* _Task directions_
Give the count of lines in the data that include the string "operational", with no added remarks.

start Stored rows

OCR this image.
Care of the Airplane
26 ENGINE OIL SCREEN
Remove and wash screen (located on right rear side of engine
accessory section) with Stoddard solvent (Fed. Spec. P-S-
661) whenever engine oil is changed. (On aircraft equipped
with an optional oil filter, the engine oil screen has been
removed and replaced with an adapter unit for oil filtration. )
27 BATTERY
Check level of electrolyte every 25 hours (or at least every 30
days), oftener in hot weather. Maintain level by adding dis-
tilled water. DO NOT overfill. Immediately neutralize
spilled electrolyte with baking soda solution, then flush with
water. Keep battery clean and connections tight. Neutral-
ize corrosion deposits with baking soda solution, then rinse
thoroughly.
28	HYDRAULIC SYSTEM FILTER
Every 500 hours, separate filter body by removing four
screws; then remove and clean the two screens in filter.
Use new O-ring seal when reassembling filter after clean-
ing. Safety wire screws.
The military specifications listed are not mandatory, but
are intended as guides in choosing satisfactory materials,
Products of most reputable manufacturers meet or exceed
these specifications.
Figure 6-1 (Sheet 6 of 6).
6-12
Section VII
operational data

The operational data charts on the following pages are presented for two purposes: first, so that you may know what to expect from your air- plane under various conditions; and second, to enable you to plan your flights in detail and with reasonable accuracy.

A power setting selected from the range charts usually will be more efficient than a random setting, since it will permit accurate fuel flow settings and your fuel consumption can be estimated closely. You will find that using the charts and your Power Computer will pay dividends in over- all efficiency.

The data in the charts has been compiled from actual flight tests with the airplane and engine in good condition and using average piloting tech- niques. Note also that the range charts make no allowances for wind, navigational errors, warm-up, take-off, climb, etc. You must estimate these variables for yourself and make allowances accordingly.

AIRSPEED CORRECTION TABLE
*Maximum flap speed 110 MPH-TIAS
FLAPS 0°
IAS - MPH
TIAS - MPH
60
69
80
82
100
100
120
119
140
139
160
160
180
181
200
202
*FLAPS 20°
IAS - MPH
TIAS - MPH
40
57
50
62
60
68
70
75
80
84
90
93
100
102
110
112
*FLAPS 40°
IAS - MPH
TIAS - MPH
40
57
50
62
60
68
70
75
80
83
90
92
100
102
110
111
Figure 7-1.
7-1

end Stored rows

* _Written answer_
2